### Passage provided
I don't
THINK I have an 'Attend' object. I originally used 'Attenders' as the cursor name - but that acted the same way. I found that changing the curso name to 'something completely different' (TQuery1) solved the problem - perhaps it was an object name collision, or maybe I stmbled onto a SQL reserved word or something.
Thanks for the help.
>>Argh!
>>
>>I'm using VFP7. I'm creating a cursor, then trying to use it again in a SELECT:
>>
>>
CREATE CURSOR Attend (Attender C(8))
>* space added above
>>
>>FOR i=1 TO lnVars
>> INSERT INTO Attend (Attender) VALUES (laAttenders[i])
> * spaces added above
> * could look at APPEND FROM ARRAY instead
>>ENDFOR
>>
>>This does indeed create a cursor, with several records - but then:
>>
>>
>>SELECT Attend.*, SchedContribs.UserCode, RECNO('SchedContribs') AS Recordnum ;
>> FROM Attend ;
>> OUTER JOIN Extranet\SchedContribs ;
>> ON Attend.Attender=SchedContribs.UserCode ;
>> WHERE SchedCode=lcSchedCode ;
>> INTO CURSOR TQuery
>>
>>
>>Reports: "Alias 'ATTEND' is not found." - Even though my data environment clearly shows a workarea with that name (which I can browse). I've tried using DBF('Attend') instead, with the same results.

### Data under study
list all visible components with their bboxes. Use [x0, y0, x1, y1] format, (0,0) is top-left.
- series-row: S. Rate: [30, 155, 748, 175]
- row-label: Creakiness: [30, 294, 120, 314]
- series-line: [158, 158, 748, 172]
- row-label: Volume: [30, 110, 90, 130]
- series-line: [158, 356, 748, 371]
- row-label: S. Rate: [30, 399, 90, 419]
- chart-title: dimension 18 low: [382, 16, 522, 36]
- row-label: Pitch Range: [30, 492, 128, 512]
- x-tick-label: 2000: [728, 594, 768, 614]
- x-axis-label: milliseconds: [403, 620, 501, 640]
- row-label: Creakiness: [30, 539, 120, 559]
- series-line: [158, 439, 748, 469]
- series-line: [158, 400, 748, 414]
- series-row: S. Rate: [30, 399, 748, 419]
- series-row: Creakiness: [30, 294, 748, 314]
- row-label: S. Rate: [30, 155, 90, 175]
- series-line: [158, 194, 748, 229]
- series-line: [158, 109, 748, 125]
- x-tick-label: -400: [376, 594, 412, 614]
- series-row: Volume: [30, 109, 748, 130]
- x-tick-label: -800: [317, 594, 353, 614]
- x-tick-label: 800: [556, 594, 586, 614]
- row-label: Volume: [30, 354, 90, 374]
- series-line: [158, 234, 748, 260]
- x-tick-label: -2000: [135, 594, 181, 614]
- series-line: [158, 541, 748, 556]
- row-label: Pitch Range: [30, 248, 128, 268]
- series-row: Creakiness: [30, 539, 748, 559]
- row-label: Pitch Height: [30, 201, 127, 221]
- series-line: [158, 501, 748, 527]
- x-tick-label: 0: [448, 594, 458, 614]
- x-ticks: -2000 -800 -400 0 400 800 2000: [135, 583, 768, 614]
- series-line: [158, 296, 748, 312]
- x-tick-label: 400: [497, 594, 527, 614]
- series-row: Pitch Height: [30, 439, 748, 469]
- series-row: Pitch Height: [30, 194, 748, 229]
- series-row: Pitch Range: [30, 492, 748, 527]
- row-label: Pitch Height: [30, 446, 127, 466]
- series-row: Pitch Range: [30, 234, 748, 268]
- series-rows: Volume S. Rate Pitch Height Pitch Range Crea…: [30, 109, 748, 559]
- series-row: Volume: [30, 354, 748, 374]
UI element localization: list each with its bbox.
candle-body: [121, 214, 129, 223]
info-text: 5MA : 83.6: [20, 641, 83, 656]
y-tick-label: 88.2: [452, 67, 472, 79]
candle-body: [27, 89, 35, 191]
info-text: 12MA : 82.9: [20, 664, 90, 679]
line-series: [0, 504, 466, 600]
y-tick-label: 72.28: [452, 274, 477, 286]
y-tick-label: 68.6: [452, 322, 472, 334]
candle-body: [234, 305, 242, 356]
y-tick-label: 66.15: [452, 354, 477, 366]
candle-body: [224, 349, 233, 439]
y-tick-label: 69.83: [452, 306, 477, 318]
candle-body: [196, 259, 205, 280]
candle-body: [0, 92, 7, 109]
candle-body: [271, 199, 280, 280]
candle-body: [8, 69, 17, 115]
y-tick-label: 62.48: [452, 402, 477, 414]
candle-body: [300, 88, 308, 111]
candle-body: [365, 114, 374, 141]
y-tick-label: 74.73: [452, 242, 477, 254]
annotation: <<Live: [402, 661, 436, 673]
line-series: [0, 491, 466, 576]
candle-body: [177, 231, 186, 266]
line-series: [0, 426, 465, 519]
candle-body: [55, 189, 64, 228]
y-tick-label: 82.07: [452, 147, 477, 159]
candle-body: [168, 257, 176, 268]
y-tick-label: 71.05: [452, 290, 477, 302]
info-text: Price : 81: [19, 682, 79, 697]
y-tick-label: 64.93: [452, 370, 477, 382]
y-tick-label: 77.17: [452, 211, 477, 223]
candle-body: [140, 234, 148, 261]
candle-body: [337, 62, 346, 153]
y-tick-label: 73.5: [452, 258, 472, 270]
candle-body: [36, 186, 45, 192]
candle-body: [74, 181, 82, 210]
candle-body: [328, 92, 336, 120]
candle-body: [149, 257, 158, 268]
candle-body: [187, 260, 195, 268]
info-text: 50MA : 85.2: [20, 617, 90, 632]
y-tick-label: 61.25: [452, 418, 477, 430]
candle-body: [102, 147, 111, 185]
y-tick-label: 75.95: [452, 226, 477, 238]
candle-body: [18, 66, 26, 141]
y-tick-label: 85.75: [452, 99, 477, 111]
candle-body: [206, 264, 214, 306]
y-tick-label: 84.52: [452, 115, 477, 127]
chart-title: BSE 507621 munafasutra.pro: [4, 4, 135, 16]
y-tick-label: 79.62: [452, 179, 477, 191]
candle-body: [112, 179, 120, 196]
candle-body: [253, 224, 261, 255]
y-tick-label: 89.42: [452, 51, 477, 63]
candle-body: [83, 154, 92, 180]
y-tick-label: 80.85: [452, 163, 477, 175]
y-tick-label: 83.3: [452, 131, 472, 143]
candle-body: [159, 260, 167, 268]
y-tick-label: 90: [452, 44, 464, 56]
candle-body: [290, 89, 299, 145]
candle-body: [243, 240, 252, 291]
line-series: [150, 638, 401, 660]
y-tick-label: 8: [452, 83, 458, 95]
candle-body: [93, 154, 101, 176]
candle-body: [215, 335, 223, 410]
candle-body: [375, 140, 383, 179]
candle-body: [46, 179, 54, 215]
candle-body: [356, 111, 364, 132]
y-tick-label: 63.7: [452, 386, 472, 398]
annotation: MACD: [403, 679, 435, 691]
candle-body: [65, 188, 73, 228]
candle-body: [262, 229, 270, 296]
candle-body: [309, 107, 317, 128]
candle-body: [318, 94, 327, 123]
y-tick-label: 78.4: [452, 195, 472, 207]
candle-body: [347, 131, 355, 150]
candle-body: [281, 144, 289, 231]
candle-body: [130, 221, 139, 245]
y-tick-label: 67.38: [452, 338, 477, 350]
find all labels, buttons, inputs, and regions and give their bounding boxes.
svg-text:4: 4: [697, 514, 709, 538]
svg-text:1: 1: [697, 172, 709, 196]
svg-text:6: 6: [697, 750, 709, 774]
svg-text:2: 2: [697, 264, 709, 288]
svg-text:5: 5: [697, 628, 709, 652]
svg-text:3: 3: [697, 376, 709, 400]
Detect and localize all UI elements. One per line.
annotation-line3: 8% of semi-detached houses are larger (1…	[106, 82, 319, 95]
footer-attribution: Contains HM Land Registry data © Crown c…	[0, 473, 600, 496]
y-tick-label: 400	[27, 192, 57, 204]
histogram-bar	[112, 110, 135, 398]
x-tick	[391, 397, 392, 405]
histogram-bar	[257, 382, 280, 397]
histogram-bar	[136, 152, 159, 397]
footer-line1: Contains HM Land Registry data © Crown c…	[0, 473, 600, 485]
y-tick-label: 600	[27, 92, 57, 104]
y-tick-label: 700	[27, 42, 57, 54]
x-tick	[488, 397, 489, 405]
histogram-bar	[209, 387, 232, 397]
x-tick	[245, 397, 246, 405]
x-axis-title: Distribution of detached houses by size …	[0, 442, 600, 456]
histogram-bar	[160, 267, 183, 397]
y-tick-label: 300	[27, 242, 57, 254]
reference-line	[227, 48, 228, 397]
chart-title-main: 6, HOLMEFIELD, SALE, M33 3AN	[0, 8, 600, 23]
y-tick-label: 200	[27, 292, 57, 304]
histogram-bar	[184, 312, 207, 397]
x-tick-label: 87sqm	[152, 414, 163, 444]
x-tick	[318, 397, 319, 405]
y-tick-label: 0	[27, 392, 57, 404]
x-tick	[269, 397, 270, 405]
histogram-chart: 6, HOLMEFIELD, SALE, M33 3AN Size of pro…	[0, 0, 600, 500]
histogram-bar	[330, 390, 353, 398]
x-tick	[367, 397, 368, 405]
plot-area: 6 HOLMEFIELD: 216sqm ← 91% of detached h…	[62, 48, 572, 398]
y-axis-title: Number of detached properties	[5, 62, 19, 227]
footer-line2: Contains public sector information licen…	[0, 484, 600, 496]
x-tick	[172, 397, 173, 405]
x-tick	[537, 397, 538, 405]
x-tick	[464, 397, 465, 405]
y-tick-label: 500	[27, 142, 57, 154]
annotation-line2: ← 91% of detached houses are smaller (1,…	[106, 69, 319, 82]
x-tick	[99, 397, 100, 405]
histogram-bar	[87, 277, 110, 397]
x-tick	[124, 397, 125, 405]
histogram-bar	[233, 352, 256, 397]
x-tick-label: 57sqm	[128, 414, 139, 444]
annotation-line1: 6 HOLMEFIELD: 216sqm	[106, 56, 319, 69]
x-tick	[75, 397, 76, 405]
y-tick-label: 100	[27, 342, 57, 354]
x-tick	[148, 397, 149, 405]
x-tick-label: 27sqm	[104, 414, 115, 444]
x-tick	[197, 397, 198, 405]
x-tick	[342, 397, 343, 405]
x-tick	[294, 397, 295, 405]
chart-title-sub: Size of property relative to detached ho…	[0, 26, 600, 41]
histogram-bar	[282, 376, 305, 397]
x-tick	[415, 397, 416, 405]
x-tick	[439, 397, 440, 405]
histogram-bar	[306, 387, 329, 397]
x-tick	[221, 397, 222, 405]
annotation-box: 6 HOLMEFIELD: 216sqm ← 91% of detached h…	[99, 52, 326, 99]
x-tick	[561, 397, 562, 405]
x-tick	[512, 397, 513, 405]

### Questions
**1.** In the forum post about the VFP7 cursor error, what change did the poster find solved the problem?
**2.** Continue the forum post about the VFP7 cursor error from its last sentence.

### Results by task
**1.** Changing the cursor name to TQuery1.

**2.**
>>
>>Any ideas?
>>
>>TIA
>
>Added spaces in first section
>
>Removed leading ".\" from OUTER JOIN line - not necessary
>
>As Craig pointed out RECNO() is unreliable in this usage - you should have a primary or candidate key you could use instead.
>
>You don't happen to have an object called "Attend" within scope when you run this, do you?
Kogo Michael Hogan
"Pinky, are you pondering what I'm pondering?"
I think so Brain, but "Snowball for Windows"?